_What you are asked to do_
Isolate every line in the data with the string "Billion" and copy it.

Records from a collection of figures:
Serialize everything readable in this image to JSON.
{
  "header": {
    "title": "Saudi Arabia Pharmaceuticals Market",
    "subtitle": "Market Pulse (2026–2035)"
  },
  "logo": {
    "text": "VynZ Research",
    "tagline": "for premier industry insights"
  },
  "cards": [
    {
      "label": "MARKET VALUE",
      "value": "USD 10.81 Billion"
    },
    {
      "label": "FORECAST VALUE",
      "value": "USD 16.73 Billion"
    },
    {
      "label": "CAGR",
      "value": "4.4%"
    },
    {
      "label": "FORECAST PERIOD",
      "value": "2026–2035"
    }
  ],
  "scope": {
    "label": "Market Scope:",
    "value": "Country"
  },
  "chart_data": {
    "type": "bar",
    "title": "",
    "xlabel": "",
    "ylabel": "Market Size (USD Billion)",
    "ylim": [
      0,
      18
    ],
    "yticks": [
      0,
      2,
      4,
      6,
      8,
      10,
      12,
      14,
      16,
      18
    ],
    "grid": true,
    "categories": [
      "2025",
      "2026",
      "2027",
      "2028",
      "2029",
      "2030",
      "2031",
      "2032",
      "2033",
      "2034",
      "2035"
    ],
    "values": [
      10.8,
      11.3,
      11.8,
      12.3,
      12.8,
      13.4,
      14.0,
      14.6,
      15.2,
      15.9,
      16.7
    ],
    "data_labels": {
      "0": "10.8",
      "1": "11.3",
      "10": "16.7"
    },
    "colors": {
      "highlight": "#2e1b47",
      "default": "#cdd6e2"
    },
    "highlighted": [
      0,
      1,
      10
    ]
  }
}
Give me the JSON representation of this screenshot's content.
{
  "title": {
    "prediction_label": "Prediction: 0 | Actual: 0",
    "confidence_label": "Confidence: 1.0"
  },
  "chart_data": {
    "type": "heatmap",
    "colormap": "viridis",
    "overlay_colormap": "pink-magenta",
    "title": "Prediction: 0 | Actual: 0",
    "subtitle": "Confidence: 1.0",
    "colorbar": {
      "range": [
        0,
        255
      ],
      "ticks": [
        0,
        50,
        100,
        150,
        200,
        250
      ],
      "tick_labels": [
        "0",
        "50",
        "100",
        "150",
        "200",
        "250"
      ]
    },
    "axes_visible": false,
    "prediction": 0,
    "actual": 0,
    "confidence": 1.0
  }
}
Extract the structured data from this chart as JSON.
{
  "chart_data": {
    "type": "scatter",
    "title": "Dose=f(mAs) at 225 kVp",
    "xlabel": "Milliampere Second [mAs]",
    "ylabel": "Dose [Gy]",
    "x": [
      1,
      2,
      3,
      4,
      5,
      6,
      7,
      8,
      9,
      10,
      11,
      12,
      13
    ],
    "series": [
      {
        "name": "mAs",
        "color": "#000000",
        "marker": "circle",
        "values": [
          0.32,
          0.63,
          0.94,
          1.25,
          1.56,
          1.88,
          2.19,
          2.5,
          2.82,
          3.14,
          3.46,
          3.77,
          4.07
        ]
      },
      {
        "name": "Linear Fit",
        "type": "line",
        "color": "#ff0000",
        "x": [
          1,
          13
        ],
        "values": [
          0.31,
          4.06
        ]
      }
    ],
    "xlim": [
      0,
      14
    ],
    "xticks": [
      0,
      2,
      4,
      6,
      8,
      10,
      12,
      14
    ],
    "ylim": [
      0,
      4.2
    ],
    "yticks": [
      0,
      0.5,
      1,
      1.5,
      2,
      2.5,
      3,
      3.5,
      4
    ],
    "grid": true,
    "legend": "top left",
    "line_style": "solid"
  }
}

_Finished answer_
      "value": "USD 10.81 Billion"
      "value": "USD 16.73 Billion"
    "ylabel": "Market Size (USD Billion)",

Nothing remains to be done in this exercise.